EXTRACTED MATERIAL start
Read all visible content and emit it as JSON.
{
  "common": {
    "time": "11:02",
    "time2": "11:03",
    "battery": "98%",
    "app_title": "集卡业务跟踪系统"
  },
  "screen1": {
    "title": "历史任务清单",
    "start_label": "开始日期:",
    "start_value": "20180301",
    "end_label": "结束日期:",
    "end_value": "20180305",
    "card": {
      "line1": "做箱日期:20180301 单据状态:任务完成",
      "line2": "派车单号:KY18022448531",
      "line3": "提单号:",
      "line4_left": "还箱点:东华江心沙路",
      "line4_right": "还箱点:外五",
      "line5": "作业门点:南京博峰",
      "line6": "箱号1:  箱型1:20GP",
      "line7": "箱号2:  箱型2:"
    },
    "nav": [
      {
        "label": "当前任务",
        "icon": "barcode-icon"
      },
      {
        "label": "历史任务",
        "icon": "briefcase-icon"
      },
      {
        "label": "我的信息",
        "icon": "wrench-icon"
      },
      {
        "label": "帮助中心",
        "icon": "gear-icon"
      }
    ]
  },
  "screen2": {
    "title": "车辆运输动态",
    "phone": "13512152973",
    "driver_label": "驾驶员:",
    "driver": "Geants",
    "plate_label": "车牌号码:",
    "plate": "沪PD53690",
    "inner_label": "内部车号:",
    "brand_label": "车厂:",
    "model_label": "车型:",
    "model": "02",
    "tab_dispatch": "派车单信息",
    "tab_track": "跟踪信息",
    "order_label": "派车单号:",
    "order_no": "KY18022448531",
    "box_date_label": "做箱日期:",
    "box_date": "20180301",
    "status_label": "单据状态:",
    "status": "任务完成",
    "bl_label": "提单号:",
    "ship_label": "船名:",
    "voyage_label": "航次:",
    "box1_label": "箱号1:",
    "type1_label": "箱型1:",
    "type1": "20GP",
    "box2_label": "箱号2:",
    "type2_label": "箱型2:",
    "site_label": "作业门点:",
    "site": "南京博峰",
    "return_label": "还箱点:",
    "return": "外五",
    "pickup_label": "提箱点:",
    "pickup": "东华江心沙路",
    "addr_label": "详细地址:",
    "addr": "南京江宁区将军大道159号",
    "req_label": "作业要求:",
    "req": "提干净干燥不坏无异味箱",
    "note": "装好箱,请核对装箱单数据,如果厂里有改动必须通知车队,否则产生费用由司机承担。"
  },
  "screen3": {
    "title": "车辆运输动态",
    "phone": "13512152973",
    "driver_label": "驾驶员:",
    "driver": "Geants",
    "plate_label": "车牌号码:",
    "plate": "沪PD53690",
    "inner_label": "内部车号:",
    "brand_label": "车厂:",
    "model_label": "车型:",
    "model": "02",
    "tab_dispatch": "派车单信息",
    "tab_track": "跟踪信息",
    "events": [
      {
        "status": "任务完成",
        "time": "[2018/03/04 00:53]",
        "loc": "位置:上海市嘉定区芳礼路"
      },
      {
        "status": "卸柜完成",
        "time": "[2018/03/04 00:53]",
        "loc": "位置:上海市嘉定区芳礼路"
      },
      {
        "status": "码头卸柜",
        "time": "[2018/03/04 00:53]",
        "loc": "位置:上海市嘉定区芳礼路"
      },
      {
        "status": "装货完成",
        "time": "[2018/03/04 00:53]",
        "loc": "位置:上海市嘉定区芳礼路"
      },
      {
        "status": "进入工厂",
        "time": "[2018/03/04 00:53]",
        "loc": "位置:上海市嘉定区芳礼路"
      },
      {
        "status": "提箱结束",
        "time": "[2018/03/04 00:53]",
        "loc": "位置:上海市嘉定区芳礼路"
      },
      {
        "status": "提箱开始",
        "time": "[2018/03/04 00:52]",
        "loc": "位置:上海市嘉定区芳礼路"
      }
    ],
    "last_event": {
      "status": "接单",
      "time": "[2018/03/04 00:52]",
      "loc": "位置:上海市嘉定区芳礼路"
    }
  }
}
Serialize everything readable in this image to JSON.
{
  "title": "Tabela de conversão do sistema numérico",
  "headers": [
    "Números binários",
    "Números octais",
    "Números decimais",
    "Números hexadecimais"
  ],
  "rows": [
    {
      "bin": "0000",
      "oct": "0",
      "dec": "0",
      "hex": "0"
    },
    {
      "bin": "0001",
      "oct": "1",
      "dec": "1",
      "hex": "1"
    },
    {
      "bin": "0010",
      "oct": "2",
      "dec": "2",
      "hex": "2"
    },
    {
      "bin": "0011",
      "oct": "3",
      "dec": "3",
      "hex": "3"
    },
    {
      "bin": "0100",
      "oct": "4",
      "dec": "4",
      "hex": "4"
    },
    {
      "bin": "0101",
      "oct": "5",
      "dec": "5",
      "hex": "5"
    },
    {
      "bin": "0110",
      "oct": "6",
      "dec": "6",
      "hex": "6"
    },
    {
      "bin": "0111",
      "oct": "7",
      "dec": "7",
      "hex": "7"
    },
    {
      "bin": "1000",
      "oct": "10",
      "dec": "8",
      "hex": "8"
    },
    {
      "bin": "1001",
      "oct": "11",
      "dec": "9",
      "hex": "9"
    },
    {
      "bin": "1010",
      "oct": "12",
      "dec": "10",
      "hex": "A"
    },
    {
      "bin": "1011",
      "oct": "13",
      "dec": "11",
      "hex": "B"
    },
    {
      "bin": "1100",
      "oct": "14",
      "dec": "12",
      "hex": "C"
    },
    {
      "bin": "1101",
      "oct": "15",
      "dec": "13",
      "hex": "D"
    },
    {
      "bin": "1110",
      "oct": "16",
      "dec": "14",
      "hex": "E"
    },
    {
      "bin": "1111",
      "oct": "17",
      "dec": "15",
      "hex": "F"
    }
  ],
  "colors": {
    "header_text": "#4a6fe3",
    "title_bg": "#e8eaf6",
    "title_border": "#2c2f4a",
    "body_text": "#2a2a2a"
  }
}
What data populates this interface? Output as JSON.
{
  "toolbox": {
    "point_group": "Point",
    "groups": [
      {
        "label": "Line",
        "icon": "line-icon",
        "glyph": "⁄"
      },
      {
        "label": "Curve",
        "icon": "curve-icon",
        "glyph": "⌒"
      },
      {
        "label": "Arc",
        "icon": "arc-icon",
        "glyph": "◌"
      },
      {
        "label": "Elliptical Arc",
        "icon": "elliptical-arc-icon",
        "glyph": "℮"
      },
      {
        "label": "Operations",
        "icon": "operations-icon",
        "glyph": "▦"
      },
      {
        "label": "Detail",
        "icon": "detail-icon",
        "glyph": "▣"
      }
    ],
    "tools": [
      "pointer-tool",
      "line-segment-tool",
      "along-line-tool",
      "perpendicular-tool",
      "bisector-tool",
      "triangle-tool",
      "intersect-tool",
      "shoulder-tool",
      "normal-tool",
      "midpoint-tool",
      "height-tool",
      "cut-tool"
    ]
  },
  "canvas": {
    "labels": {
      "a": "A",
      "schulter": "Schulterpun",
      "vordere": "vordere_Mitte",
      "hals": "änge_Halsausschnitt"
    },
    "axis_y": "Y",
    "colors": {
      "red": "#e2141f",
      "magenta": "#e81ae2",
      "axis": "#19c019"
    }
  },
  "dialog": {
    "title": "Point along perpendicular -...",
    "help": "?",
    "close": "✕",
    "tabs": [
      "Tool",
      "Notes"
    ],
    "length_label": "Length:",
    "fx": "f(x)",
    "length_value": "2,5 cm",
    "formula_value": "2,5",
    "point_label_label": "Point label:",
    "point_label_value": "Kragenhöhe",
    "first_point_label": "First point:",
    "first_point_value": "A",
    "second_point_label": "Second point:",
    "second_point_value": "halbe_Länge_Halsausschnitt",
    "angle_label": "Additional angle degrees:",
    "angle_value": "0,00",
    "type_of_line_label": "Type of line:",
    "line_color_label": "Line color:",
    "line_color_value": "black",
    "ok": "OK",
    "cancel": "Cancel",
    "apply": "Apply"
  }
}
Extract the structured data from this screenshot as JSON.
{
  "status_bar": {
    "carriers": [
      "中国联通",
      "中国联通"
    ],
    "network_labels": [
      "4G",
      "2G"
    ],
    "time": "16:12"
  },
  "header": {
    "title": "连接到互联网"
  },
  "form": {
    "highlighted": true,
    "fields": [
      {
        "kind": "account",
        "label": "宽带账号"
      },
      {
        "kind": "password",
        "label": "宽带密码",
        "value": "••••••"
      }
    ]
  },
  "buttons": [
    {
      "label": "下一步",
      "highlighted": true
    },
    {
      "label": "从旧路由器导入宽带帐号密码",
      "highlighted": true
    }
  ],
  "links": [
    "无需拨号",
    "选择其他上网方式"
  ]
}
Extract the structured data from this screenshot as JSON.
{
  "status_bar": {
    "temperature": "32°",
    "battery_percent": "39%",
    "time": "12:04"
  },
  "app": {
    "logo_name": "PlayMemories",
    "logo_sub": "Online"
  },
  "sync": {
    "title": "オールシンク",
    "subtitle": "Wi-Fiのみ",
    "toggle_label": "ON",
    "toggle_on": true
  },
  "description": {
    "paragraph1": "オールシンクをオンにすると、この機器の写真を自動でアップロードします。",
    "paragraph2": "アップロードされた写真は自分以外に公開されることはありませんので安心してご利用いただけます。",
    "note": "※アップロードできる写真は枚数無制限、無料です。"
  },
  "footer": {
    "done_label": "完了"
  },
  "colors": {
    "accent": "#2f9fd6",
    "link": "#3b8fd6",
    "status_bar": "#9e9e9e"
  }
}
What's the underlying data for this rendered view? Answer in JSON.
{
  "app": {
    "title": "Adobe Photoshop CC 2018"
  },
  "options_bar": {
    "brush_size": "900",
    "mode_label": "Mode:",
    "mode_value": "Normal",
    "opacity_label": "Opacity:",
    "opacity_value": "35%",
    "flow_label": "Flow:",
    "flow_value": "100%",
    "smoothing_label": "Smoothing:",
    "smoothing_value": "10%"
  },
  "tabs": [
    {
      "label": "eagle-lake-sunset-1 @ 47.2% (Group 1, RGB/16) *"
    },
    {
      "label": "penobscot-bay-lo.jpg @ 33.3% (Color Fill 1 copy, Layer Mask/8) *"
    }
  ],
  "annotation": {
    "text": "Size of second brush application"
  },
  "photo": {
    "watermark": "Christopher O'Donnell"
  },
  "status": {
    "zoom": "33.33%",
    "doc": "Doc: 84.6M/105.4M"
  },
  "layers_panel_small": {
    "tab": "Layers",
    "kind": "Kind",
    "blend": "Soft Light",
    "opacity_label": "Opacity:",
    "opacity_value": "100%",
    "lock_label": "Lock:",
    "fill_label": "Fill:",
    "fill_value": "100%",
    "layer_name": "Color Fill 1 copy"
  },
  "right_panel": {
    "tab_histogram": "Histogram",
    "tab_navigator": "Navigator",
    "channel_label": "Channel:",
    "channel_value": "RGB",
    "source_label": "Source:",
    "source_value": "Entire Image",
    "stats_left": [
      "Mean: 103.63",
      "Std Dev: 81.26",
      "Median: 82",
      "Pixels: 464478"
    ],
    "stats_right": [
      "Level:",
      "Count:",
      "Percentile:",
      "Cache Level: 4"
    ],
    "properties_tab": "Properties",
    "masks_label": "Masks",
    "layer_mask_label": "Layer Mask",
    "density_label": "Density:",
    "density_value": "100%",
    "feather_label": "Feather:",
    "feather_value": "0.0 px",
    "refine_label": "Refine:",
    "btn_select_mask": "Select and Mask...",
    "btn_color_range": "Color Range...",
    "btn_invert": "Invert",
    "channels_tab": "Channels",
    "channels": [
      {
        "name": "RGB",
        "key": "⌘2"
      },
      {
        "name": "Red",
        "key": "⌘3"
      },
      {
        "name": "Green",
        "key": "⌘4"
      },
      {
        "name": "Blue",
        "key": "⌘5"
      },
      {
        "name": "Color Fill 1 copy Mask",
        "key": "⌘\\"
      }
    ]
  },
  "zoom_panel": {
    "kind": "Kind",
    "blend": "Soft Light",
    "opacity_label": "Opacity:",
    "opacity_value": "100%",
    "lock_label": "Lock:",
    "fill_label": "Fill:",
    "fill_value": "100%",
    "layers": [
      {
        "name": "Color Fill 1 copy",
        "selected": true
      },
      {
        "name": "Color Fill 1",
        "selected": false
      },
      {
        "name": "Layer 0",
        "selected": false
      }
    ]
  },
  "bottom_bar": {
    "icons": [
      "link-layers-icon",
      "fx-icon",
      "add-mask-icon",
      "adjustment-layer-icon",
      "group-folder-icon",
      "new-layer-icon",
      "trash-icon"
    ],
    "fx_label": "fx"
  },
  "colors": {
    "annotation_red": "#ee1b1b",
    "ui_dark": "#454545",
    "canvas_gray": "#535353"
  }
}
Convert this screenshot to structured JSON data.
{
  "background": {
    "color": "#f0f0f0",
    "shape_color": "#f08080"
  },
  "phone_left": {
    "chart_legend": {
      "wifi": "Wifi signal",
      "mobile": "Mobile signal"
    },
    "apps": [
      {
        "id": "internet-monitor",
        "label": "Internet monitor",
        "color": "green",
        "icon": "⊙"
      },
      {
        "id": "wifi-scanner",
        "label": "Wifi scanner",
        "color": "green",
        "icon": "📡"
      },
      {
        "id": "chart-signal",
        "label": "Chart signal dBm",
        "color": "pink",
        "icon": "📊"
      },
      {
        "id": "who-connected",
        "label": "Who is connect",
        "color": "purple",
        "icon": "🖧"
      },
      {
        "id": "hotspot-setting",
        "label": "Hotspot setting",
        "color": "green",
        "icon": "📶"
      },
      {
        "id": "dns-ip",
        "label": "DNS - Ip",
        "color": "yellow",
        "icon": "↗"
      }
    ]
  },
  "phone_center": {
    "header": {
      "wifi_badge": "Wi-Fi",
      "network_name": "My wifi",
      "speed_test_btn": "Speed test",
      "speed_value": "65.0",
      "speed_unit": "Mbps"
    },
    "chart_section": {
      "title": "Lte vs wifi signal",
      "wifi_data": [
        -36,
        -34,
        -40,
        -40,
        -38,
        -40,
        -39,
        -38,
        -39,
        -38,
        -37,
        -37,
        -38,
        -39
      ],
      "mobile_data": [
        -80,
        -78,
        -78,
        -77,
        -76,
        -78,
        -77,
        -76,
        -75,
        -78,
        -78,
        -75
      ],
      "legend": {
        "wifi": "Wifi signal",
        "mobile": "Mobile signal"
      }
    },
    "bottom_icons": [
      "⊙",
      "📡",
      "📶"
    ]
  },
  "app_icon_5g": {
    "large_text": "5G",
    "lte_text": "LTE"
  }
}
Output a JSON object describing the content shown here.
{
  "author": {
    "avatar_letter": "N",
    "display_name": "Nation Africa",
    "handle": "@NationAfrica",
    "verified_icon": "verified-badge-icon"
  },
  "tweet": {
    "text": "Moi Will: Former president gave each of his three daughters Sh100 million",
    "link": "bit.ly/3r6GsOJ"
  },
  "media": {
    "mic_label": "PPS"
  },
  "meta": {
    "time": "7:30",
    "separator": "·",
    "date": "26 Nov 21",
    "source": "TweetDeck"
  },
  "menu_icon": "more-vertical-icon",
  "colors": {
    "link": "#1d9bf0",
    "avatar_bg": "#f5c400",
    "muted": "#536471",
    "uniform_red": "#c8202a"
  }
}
EXTRACTED MATERIAL end
_OBJECTIVE_. Find the string "content" in the records, then copy each line where it occurs.

_RESPONSE_.
Read all visible content and emit it as JSON.
Output a JSON object describing the content shown here.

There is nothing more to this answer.